Source records
========

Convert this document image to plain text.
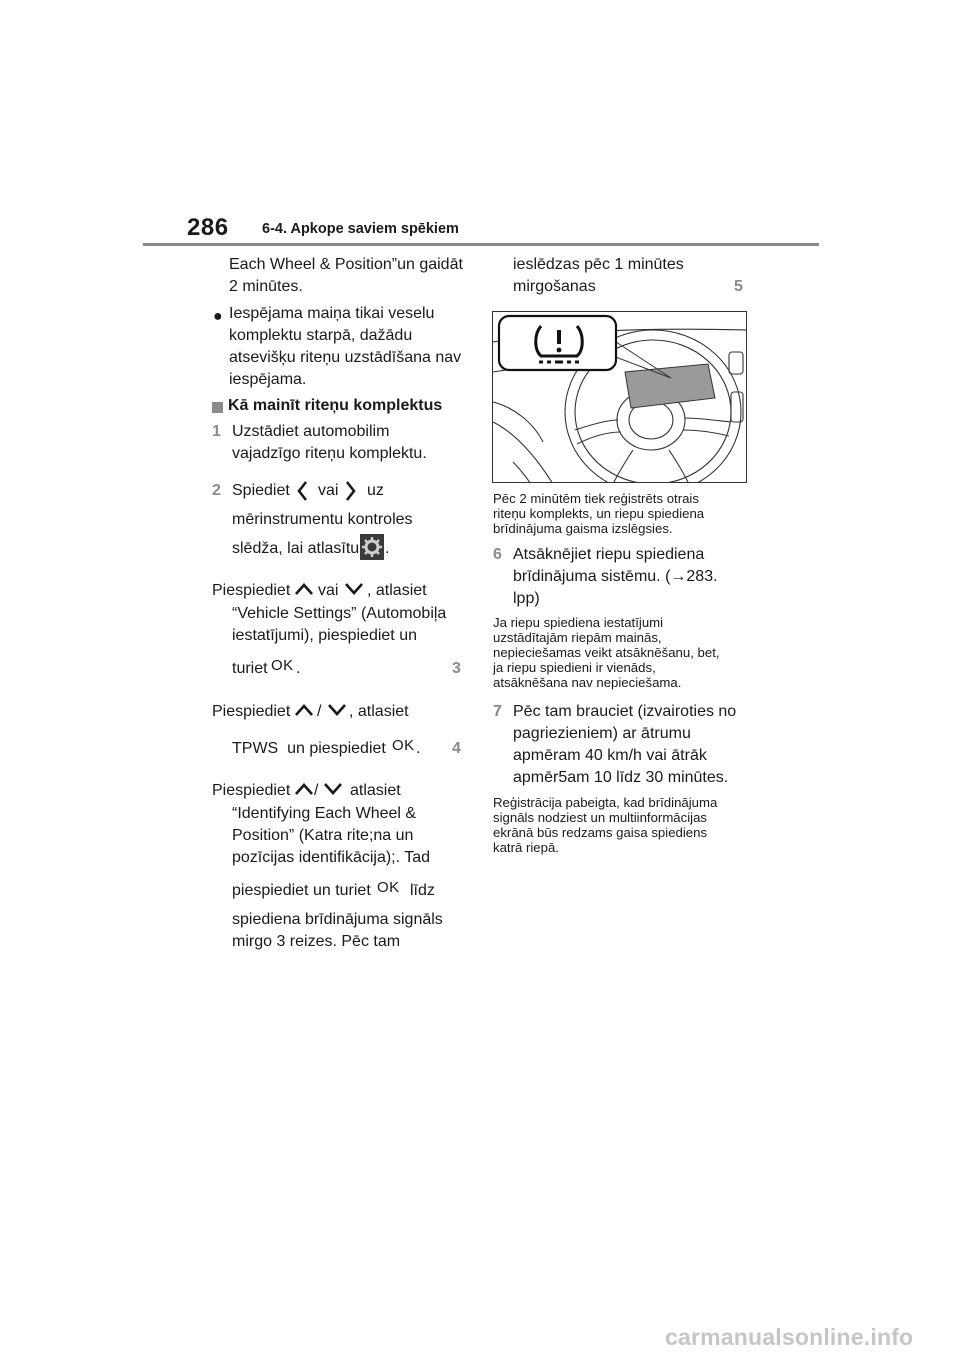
286 6-4. Apkope saviem spēkiem
Each Wheel & Position”un gaidāt
2 minūtes.
● Iespējama maiņa tikai veselu
komplektu starpā, dažādu
atsevišķu riteņu uzstādīšana nav
iespējama.
Kā mainīt riteņu komplektus
1 Uzstādiet automobilim
vajadzīgo riteņu komplektu.
2 Spiediet vai uz
mērinstrumentu kontroles
slēdža, lai atlasītu .
Piespiediet vai , atlasiet
“Vehicle Settings” (Automobiļa
iestatījumi), piespiediet un
turiet OK .	3
Piespiediet / , atlasiet
TPWS  un piespiediet OK . 4
Piespiediet / atlasiet
“Identifying Each Wheel &
Position” (Katra rite;na un
pozīcijas identifikācija);. Tad
piespiediet un turiet OK līdz
spiediena brīdinājuma signāls
mirgo 3 reizes. Pēc tam
ieslēdzas pēc 1 minūtes
mirgošanas	5
Pēc 2 minūtēm tiek reģistrēts otrais
riteņu komplekts, un riepu spiediena
brīdinājuma gaisma izslēgsies.
6 Atsāknējiet riepu spiediena
brīdinājuma sistēmu. (→283.
lpp)
Ja riepu spiediena iestatījumi
uzstādītajām riepām mainās,
nepieciešamas veikt atsāknēšanu, bet,
ja riepu spiedieni ir vienāds,
atsāknēšana nav nepieciešama.
7 Pēc tam brauciet (izvairoties no
pagriezieniem) ar ātrumu
apmēram 40 km/h vai ātrāk
apmēr5am 10 līdz 30 minūtes.
Reģistrācija pabeigta, kad brīdinājuma
signāls nodziest un multiinformācijas
ekrānā būs redzams gaisa spiediens
katrā riepā.
carmanualsonline.info
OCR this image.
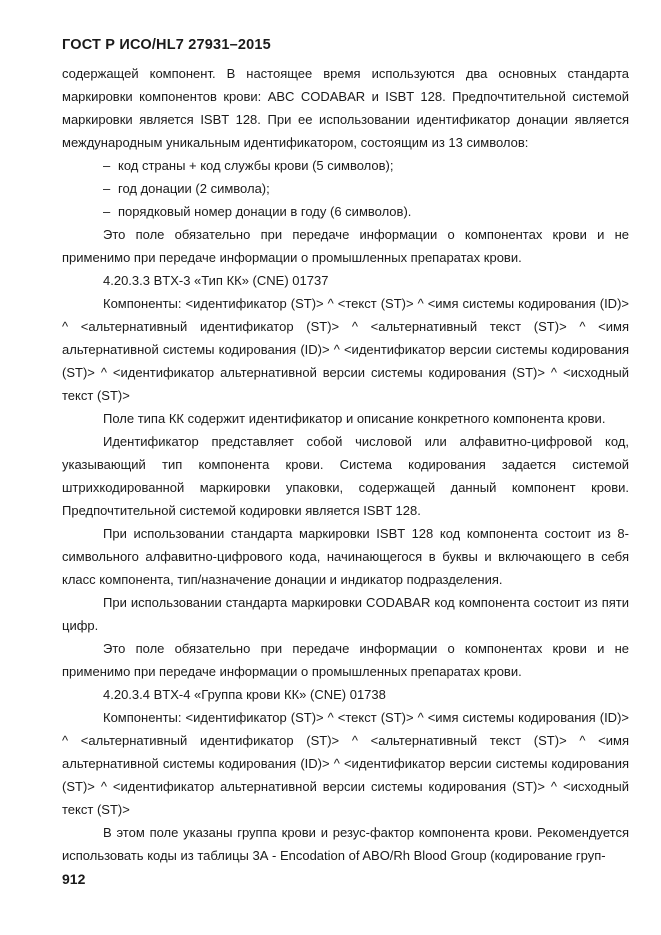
ГОСТ Р ИСО/HL7 27931–2015

содержащей компонент. В настоящее время используются два основных стандарта маркировки компонентов крови: ABC CODABAR и ISBT 128. Предпочтительной системой маркировки является ISBT 128. При ее использовании идентификатор донации является международным уникальным идентификатором, состоящим из 13 символов:

– код страны + код службы крови (5 символов);

– год донации (2 символа);

– порядковый номер донации в году (6 символов).

Это поле обязательно при передаче информации о компонентах крови и не применимо при передаче информации о промышленных препаратах крови.

4.20.3.3 BTX-3 «Тип КК» (CNE) 01737

Компоненты: <идентификатор (ST)> ^ <текст (ST)> ^ <имя системы кодирования (ID)> ^ <альтернативный идентификатор (ST)> ^ <альтернативный текст (ST)> ^ <имя альтернативной системы кодирования (ID)> ^ <идентификатор версии системы кодирования (ST)> ^ <идентификатор альтернативной версии системы кодирования (ST)> ^ <исходный текст (ST)>

Поле типа КК содержит идентификатор и описание конкретного компонента крови.

Идентификатор представляет собой числовой или алфавитно-цифровой код, указывающий тип компонента крови. Система кодирования задается системой штрихкодированной маркировки упаковки, содержащей данный компонент крови. Предпочтительной системой кодировки является ISBT 128.

При использовании стандарта маркировки ISBT 128 код компонента состоит из 8-символьного алфавитно-цифрового кода, начинающегося в буквы и включающего в себя класс компонента, тип/назначение донации и индикатор подразделения.

При использовании стандарта маркировки CODABAR код компонента состоит из пяти цифр.

Это поле обязательно при передаче информации о компонентах крови и не применимо при передаче информации о промышленных препаратах крови.

4.20.3.4 BTX-4 «Группа крови КК» (CNE) 01738

Компоненты: <идентификатор (ST)> ^ <текст (ST)> ^ <имя системы кодирования (ID)> ^ <альтернативный идентификатор (ST)> ^ <альтернативный текст (ST)> ^ <имя альтернативной системы кодирования (ID)> ^ <идентификатор версии системы кодирования (ST)> ^ <идентификатор альтернативной версии системы кодирования (ST)> ^ <исходный текст (ST)>

В этом поле указаны группа крови и резус-фактор компонента крови. Рекомендуется использовать коды из таблицы 3А - Encodation of ABO/Rh Blood Group (кодирование груп-

912
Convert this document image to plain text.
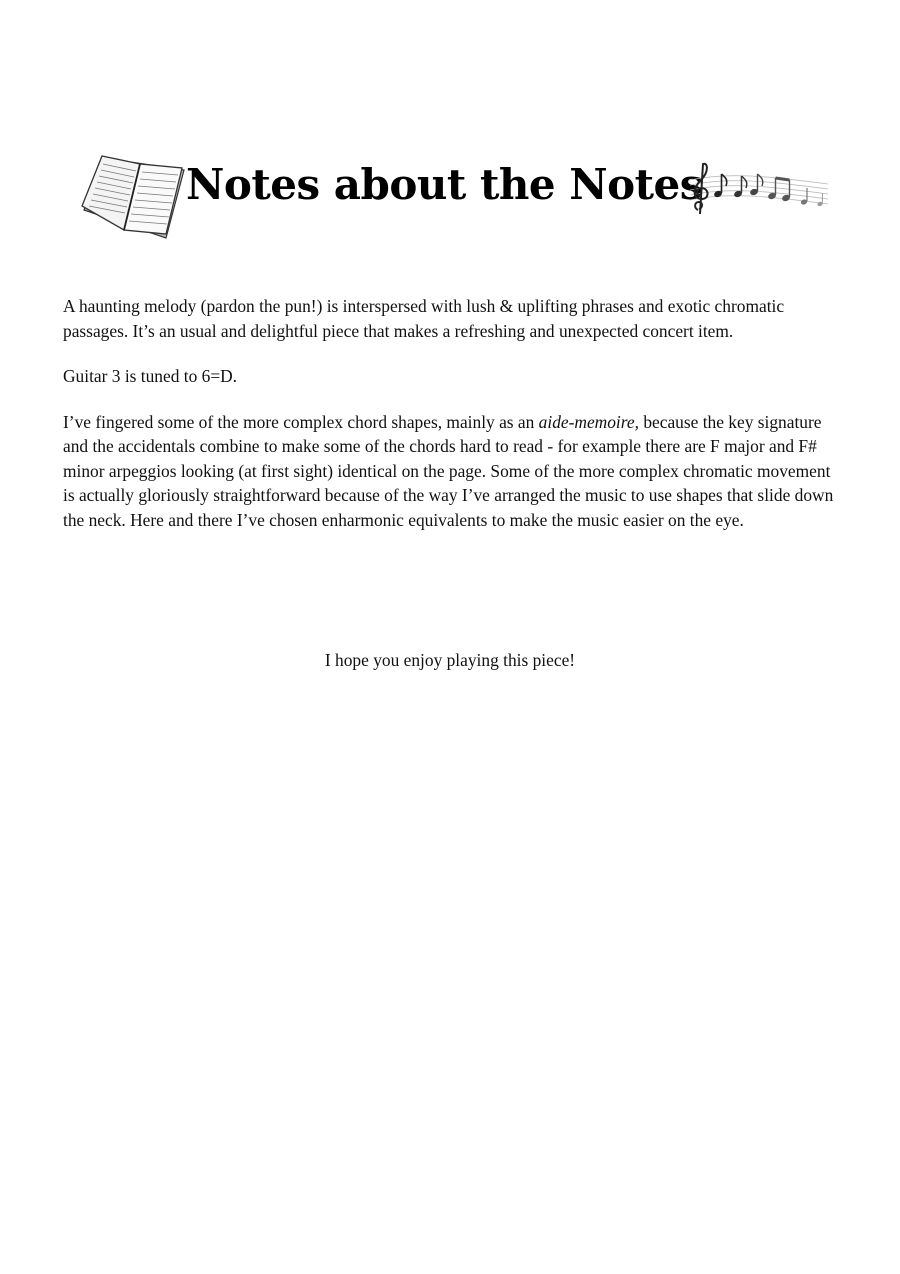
Notes about the Notes

A haunting melody (pardon the pun!) is interspersed with lush & uplifting phrases and exotic chromatic passages. It’s an usual and delightful piece that makes a refreshing and unexpected concert item.

Guitar 3 is tuned to 6=D.

I’ve fingered some of the more complex chord shapes, mainly as an aide-memoire, because the key signature and the accidentals combine to make some of the chords hard to read - for example there are F major and F# minor arpeggios looking (at first sight) identical on the page. Some of the more complex chromatic movement is actually gloriously straightforward because of the way I’ve arranged the music to use shapes that slide down the neck. Here and there I’ve chosen enharmonic equivalents to make the music easier on the eye.

I hope you enjoy playing this piece!
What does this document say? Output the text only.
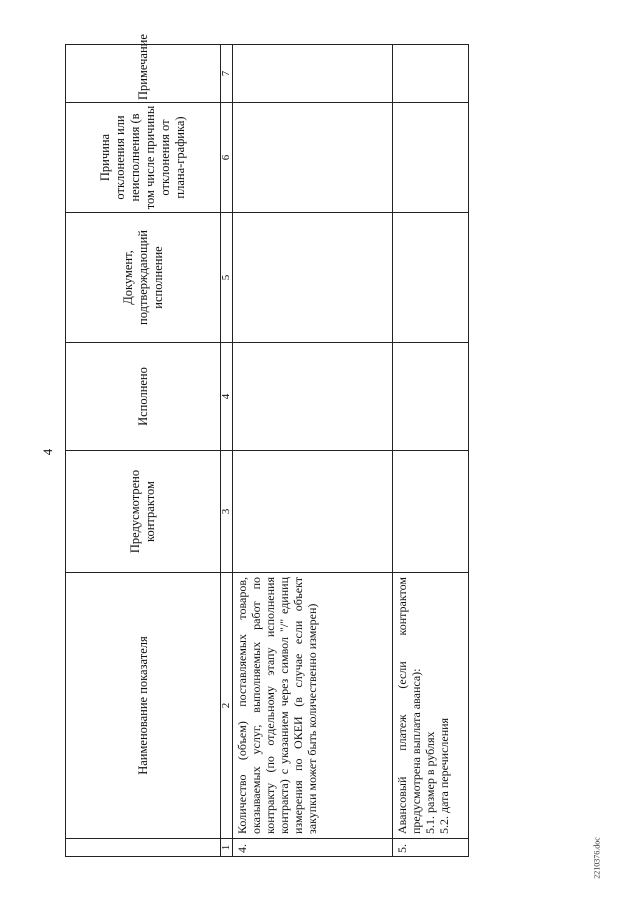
4
2210376.doc
	Наименование показателя	Предусмотрено контрактом	Исполнено	Документ, подтверждающий исполнение	Причина отклонения или неисполнения (в том числе причины отклонения от плана-графика)	Примечание
1	2	3	4	5	6	7
4.	Количество (объем) поставляемых товаров, оказываемых услуг, выполняемых работ по контракту (по отдельному этапу исполнения контракта) с указанием через символ "/" единиц измерения по ОКЕИ (в случае если объект закупки может быть количественно измерен)					
5.	Авансовый платеж (если контрактом предусмотрена выплата аванса): 5.1. размер в рублях 5.2. дата перечисления					
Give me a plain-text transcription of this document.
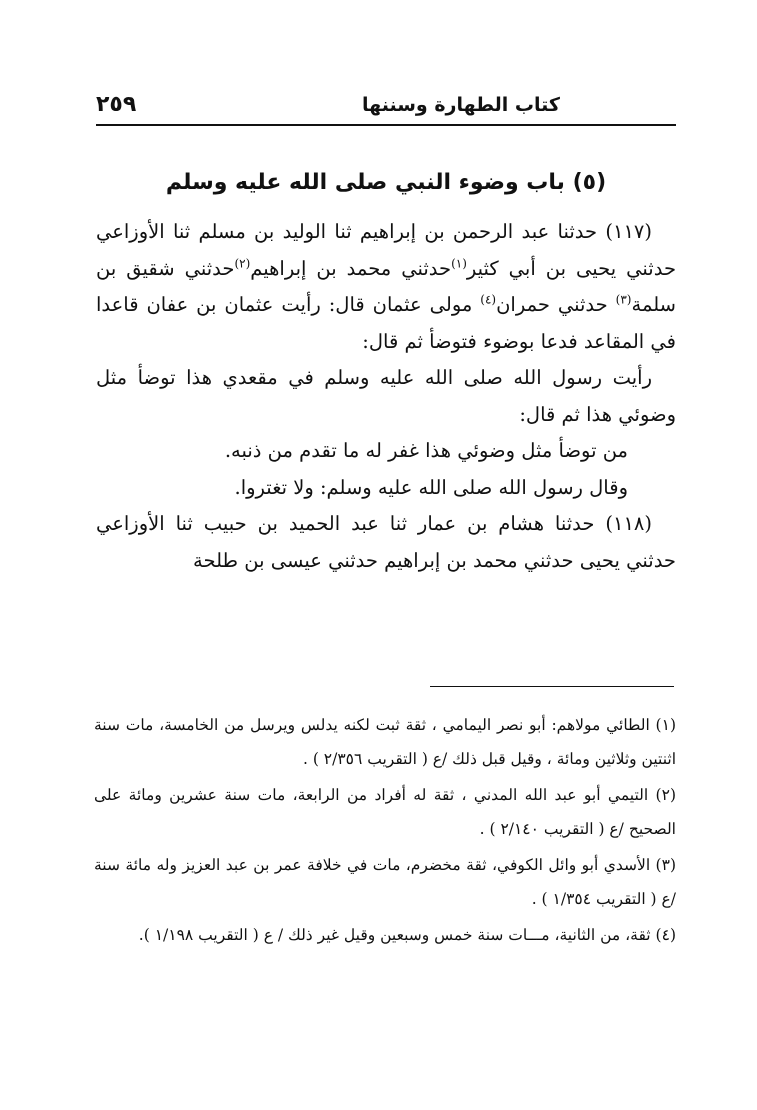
٢٥٩	كتاب الطهارة وسننها
(٥) باب وضوء النبي صلى الله عليه وسلم

(١١٧) حدثنا عبد الرحمن بن إبراهيم ثنا الوليد بن مسلم ثنا الأوزاعي حدثني يحيى بن أبي كثير$^{(١)}$حدثني محمد بن إبراهيم$^{(٢)}$حدثني شقيق بن سلمة$^{(٣)}$ حدثني حمران$^{(٤)}$ مولى عثمان قال: رأيت عثمان بن عفان قاعدا في المقاعد فدعا بوضوء فتوضأ ثم قال:

رأيت رسول الله صلى الله عليه وسلم في مقعدي هذا توضأ مثل وضوئي هذا ثم قال:

من توضأ مثل وضوئي هذا غفر له ما تقدم من ذنبه.

وقال رسول الله صلى الله عليه وسلم: ولا تغتروا.

(١١٨) حدثنا هشام بن عمار ثنا عبد الحميد بن حبيب ثنا الأوزاعي حدثني يحيى حدثني محمد بن إبراهيم حدثني عيسى بن طلحة

(١) الطائي مولاهم: أبو نصر اليمامي ، ثقة ثبت لكنه يدلس ويرسل من الخامسة، مات سنة اثنتين وثلاثين ومائة ، وقيل قبل ذلك /ع ( التقريب ٢/٣٥٦ ) .

(٢) التيمي أبو عبد الله المدني ، ثقة له أفراد من الرابعة، مات سنة عشرين ومائة على الصحيح /ع ( التقريب ٢/١٤٠ ) .

(٣) الأسدي أبو وائل الكوفي، ثقة مخضرم، مات في خلافة عمر بن عبد العزيز وله مائة سنة /ع ( التقريب ١/٣٥٤ ) .

(٤) ثقة، من الثانية، مـــات سنة خمس وسبعين وقيل غير ذلك / ع ( التقريب ١/١٩٨ ).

========

* _What is being asked_
Transcribe all of the material exactly, leaving out whatever pictures it contains.

* _Written solution_
Convert this document image to plain text.
286 6-4. Apkope saviem spēkiem
Each Wheel & Position”un gaidāt
2 minūtes.
● Iespējama maiņa tikai veselu
komplektu starpā, dažādu
atsevišķu riteņu uzstādīšana nav
iespējama.
Kā mainīt riteņu komplektus
1 Uzstādiet automobilim
vajadzīgo riteņu komplektu.
2 Spiediet vai uz
mērinstrumentu kontroles
slēdža, lai atlasītu .
Piespiediet vai , atlasiet
“Vehicle Settings” (Automobiļa
iestatījumi), piespiediet un
turiet OK .	3
Piespiediet / , atlasiet
TPWS  un piespiediet OK . 4
Piespiediet / atlasiet
“Identifying Each Wheel &
Position” (Katra rite;na un
pozīcijas identifikācija);. Tad
piespiediet un turiet OK līdz
spiediena brīdinājuma signāls
mirgo 3 reizes. Pēc tam
ieslēdzas pēc 1 minūtes
mirgošanas	5
Pēc 2 minūtēm tiek reģistrēts otrais
riteņu komplekts, un riepu spiediena
brīdinājuma gaisma izslēgsies.
6 Atsāknējiet riepu spiediena
brīdinājuma sistēmu. (→283.
lpp)
Ja riepu spiediena iestatījumi
uzstādītajām riepām mainās,
nepieciešamas veikt atsāknēšanu, bet,
ja riepu spiedieni ir vienāds,
atsāknēšana nav nepieciešama.
7 Pēc tam brauciet (izvairoties no
pagriezieniem) ar ātrumu
apmēram 40 km/h vai ātrāk
apmēr5am 10 līdz 30 minūtes.
Reģistrācija pabeigta, kad brīdinājuma
signāls nodziest un multiinformācijas
ekrānā būs redzams gaisa spiediens
katrā riepā.
carmanualsonline.info
OCR this image.
ГОСТ Р ИСО/HL7 27931–2015

содержащей компонент. В настоящее время используются два основных стандарта маркировки компонентов крови: ABC CODABAR и ISBT 128. Предпочтительной системой маркировки является ISBT 128. При ее использовании идентификатор донации является международным уникальным идентификатором, состоящим из 13 символов:

– код страны + код службы крови (5 символов);

– год донации (2 символа);

– порядковый номер донации в году (6 символов).

Это поле обязательно при передаче информации о компонентах крови и не применимо при передаче информации о промышленных препаратах крови.

4.20.3.3 BTX-3 «Тип КК» (CNE) 01737

Компоненты: <идентификатор (ST)> ^ <текст (ST)> ^ <имя системы кодирования (ID)> ^ <альтернативный идентификатор (ST)> ^ <альтернативный текст (ST)> ^ <имя альтернативной системы кодирования (ID)> ^ <идентификатор версии системы кодирования (ST)> ^ <идентификатор альтернативной версии системы кодирования (ST)> ^ <исходный текст (ST)>

Поле типа КК содержит идентификатор и описание конкретного компонента крови.

Идентификатор представляет собой числовой или алфавитно-цифровой код, указывающий тип компонента крови. Система кодирования задается системой штрихкодированной маркировки упаковки, содержащей данный компонент крови. Предпочтительной системой кодировки является ISBT 128.

При использовании стандарта маркировки ISBT 128 код компонента состоит из 8-символьного алфавитно-цифрового кода, начинающегося в буквы и включающего в себя класс компонента, тип/назначение донации и индикатор подразделения.

При использовании стандарта маркировки CODABAR код компонента состоит из пяти цифр.

Это поле обязательно при передаче информации о компонентах крови и не применимо при передаче информации о промышленных препаратах крови.

4.20.3.4 BTX-4 «Группа крови КК» (CNE) 01738

Компоненты: <идентификатор (ST)> ^ <текст (ST)> ^ <имя системы кодирования (ID)> ^ <альтернативный идентификатор (ST)> ^ <альтернативный текст (ST)> ^ <имя альтернативной системы кодирования (ID)> ^ <идентификатор версии системы кодирования (ST)> ^ <идентификатор альтернативной версии системы кодирования (ST)> ^ <исходный текст (ST)>

В этом поле указаны группа крови и резус-фактор компонента крови. Рекомендуется использовать коды из таблицы 3А - Encodation of ABO/Rh Blood Group (кодирование груп-

912
Convert this document image to plain text.
Notes about the Notes

A haunting melody (pardon the pun!) is interspersed with lush & uplifting phrases and exotic chromatic passages. It’s an usual and delightful piece that makes a refreshing and unexpected concert item.

Guitar 3 is tuned to 6=D.

I’ve fingered some of the more complex chord shapes, mainly as an aide-memoire, because the key signature and the accidentals combine to make some of the chords hard to read - for example there are F major and F# minor arpeggios looking (at first sight) identical on the page. Some of the more complex chromatic movement is actually gloriously straightforward because of the way I’ve arranged the music to use shapes that slide down the neck. Here and there I’ve chosen enharmonic equivalents to make the music easier on the eye.

I hope you enjoy playing this piece!
What does this document say? Output the text only.
4
2210376.doc
	Наименование показателя	Предусмотрено контрактом	Исполнено	Документ, подтверждающий исполнение	Причина отклонения или неисполнения (в том числе причины отклонения от плана-графика)	Примечание
1	2	3	4	5	6	7
4.	Количество (объем) поставляемых товаров, оказываемых услуг, выполняемых работ по контракту (по отдельному этапу исполнения контракта) с указанием через символ "/" единиц измерения по ОКЕИ (в случае если объект закупки может быть количественно измерен)					
5.	Авансовый платеж (если контрактом предусмотрена выплата аванса): 5.1. размер в рублях 5.2. дата перечисления					
Give me a plain-text transcription of this document.
٢٥٩	كتاب الطهارة وسننها
(٥) باب وضوء النبي صلى الله عليه وسلم

(١١٧) حدثنا عبد الرحمن بن إبراهيم ثنا الوليد بن مسلم ثنا الأوزاعي حدثني يحيى بن أبي كثير$^{(١)}$حدثني محمد بن إبراهيم$^{(٢)}$حدثني شقيق بن سلمة$^{(٣)}$ حدثني حمران$^{(٤)}$ مولى عثمان قال: رأيت عثمان بن عفان قاعدا في المقاعد فدعا بوضوء فتوضأ ثم قال:

رأيت رسول الله صلى الله عليه وسلم في مقعدي هذا توضأ مثل وضوئي هذا ثم قال:

من توضأ مثل وضوئي هذا غفر له ما تقدم من ذنبه.

وقال رسول الله صلى الله عليه وسلم: ولا تغتروا.

(١١٨) حدثنا هشام بن عمار ثنا عبد الحميد بن حبيب ثنا الأوزاعي حدثني يحيى حدثني محمد بن إبراهيم حدثني عيسى بن طلحة

(١) الطائي مولاهم: أبو نصر اليمامي ، ثقة ثبت لكنه يدلس ويرسل من الخامسة، مات سنة اثنتين وثلاثين ومائة ، وقيل قبل ذلك /ع ( التقريب ٢/٣٥٦ ) .

(٢) التيمي أبو عبد الله المدني ، ثقة له أفراد من الرابعة، مات سنة عشرين ومائة على الصحيح /ع ( التقريب ٢/١٤٠ ) .

(٣) الأسدي أبو وائل الكوفي، ثقة مخضرم، مات في خلافة عمر بن عبد العزيز وله مائة سنة /ع ( التقريب ١/٣٥٤ ) .

(٤) ثقة، من الثانية، مـــات سنة خمس وسبعين وقيل غير ذلك / ع ( التقريب ١/١٩٨ ).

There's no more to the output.